# start of AVAILABLE RECORDS

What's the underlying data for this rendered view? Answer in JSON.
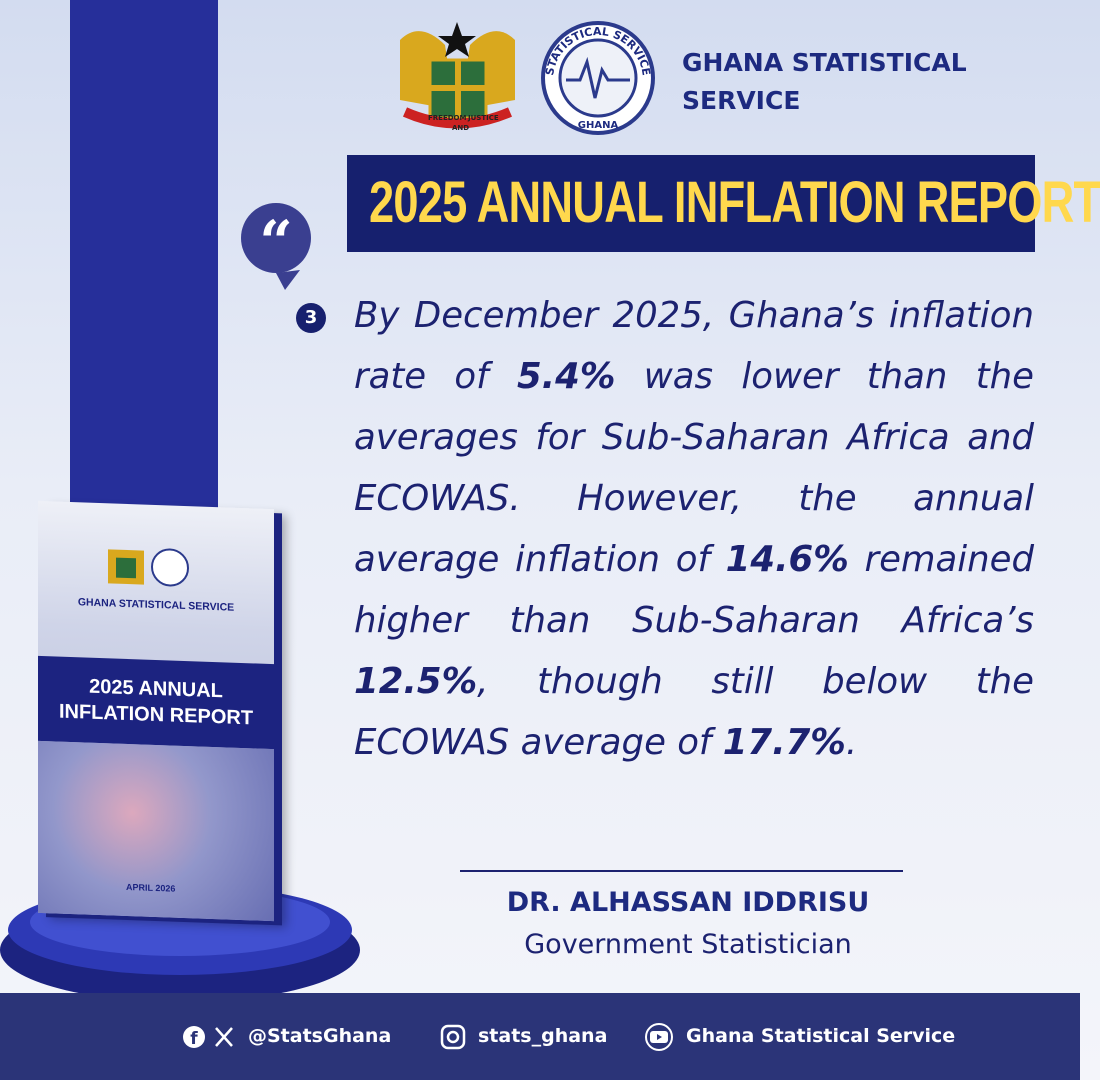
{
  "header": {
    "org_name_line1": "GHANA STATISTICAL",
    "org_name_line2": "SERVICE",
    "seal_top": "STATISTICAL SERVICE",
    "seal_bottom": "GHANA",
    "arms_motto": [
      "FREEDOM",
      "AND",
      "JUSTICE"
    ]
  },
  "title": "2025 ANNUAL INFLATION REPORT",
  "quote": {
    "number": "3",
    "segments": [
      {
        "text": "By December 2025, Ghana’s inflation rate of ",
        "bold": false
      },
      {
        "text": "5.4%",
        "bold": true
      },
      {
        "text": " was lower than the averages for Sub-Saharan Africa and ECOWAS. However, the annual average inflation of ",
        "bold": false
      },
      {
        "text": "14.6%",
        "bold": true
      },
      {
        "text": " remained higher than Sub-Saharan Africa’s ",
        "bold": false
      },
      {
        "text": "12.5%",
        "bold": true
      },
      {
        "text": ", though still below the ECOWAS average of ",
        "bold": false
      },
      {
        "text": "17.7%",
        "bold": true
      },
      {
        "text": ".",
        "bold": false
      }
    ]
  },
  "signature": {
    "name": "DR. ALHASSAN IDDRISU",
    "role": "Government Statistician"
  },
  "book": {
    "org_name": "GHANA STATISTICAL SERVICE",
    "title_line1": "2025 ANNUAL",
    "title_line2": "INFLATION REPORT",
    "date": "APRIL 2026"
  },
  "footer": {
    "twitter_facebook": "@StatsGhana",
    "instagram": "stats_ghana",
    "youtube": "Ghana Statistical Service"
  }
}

# end of AVAILABLE RECORDS
# start of AVAILABLE RECORDS

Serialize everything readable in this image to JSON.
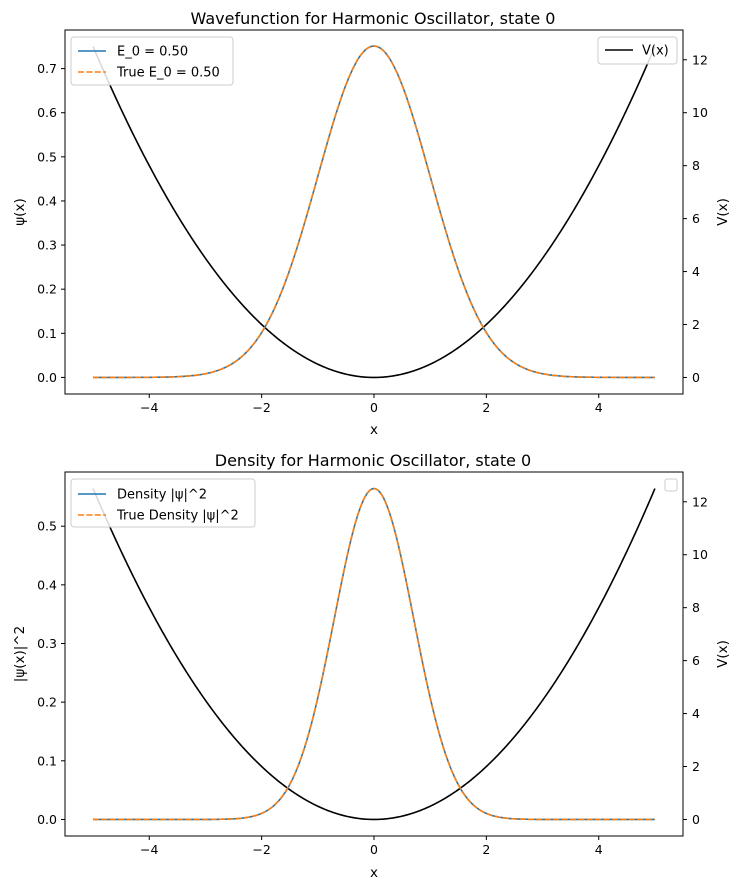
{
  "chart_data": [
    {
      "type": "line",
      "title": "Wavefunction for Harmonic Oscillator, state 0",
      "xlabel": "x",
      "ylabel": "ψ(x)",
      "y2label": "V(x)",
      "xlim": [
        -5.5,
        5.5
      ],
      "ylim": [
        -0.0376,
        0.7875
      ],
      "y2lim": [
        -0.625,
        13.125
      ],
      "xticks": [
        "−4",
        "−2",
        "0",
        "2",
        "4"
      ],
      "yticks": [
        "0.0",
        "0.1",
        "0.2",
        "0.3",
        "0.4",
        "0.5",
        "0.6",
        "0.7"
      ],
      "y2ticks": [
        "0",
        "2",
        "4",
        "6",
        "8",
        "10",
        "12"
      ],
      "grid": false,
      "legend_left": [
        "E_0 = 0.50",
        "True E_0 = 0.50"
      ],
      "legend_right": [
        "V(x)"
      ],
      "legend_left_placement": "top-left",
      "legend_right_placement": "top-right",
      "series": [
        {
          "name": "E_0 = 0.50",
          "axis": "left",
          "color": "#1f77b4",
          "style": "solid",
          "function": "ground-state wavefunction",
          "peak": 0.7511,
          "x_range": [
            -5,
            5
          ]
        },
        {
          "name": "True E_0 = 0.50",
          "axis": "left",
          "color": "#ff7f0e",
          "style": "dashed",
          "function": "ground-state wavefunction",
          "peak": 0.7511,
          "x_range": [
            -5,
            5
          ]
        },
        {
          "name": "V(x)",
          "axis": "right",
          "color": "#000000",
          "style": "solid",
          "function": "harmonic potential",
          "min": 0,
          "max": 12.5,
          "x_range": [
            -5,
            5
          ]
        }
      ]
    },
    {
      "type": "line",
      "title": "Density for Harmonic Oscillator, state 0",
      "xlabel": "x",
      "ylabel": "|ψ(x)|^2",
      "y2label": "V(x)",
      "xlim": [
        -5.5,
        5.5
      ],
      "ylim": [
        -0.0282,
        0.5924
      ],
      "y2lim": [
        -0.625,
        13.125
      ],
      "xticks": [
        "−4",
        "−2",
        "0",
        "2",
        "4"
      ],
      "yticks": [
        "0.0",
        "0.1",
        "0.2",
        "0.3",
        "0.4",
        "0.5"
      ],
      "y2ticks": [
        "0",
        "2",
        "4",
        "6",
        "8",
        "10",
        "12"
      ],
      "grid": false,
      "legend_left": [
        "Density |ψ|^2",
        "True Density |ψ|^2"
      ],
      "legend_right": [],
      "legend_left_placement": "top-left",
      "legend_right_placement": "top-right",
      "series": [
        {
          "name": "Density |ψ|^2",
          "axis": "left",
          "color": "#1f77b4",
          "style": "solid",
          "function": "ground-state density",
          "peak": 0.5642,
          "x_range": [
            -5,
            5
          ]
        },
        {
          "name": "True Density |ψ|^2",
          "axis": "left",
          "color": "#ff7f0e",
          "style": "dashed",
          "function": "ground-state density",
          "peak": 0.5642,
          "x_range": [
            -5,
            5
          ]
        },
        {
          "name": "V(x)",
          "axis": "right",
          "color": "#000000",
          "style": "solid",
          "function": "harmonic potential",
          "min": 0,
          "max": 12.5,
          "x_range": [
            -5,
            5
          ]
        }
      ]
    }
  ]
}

# end of AVAILABLE RECORDS
# start of AVAILABLE RECORDS

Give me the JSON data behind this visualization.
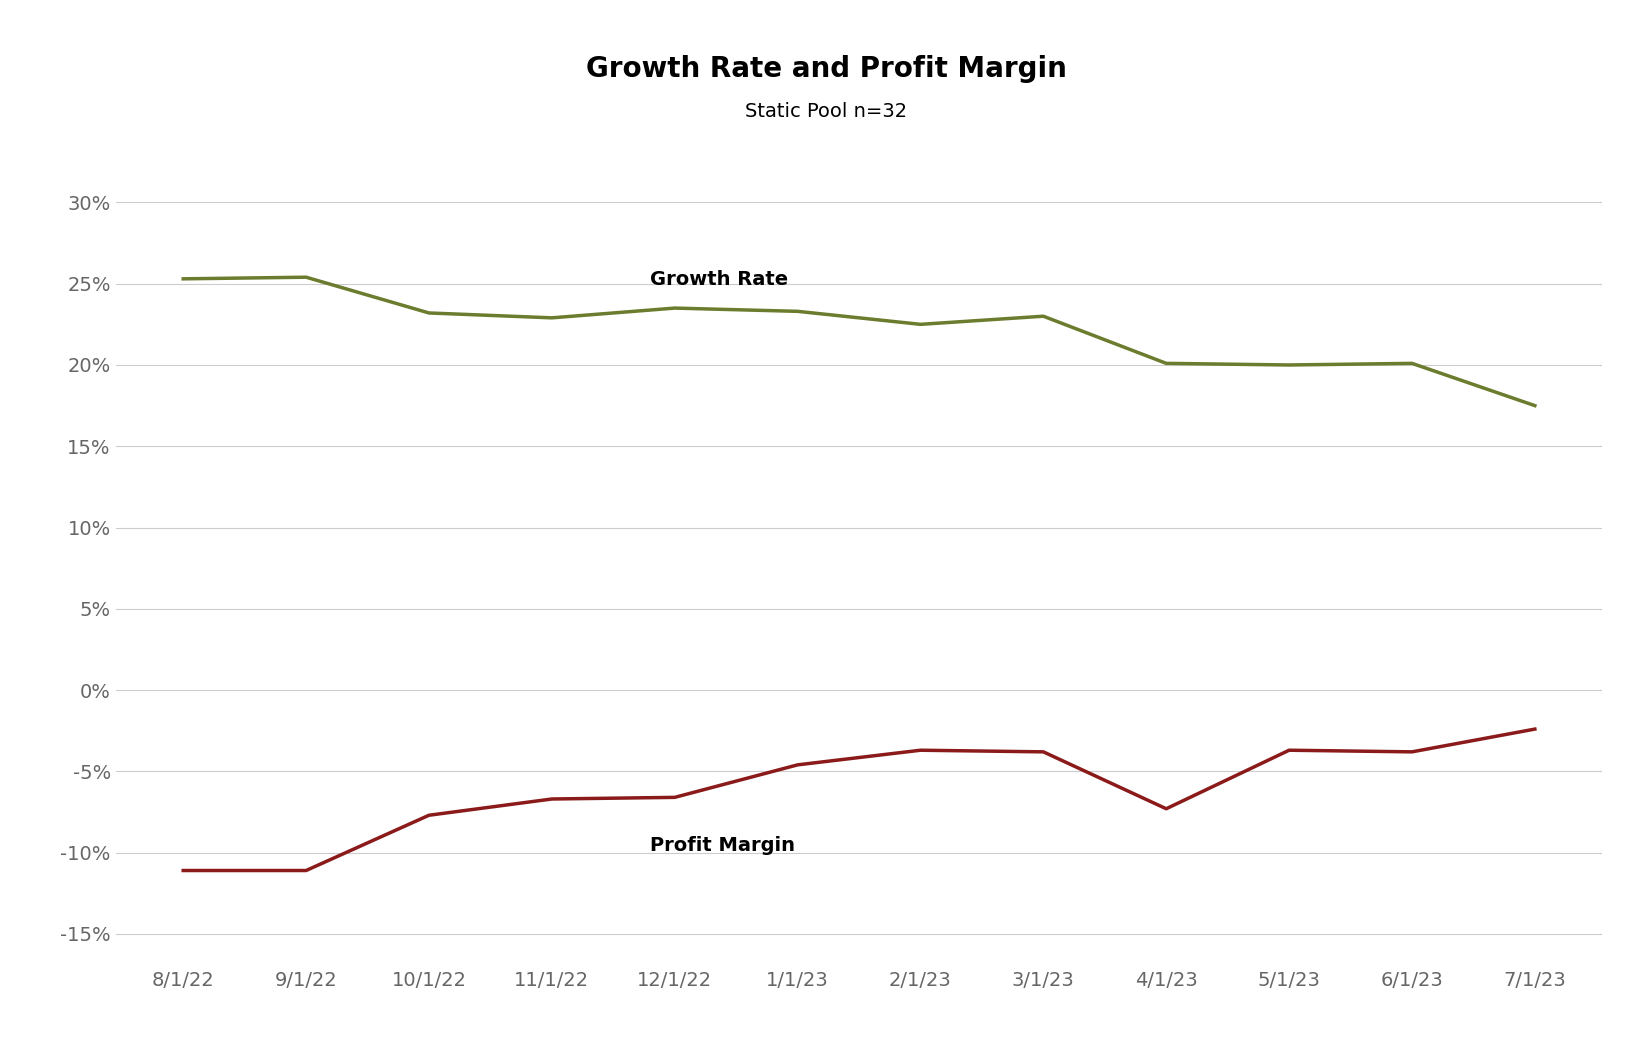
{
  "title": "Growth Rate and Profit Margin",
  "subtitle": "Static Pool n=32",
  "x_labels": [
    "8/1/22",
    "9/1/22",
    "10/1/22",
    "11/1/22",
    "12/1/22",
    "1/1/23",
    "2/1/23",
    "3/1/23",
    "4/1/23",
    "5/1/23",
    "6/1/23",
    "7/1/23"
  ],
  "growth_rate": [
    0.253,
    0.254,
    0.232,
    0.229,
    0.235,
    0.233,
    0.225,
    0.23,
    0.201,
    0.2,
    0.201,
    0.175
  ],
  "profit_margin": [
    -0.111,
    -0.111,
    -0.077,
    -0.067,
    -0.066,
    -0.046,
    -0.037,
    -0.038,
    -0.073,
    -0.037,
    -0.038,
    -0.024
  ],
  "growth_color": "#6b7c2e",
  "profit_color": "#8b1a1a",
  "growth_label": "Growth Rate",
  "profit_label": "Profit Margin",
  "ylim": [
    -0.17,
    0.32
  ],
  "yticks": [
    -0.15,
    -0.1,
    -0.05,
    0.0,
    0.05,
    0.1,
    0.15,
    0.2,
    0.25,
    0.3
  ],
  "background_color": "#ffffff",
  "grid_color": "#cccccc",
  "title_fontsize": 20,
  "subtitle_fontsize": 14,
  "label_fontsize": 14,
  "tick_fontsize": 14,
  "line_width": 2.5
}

# end of AVAILABLE RECORDS

GIVEN REQUEST:
Tally up how many lines in the preceding listing contain the word "JSON". Give nothing but the number.

THE REPLY:
3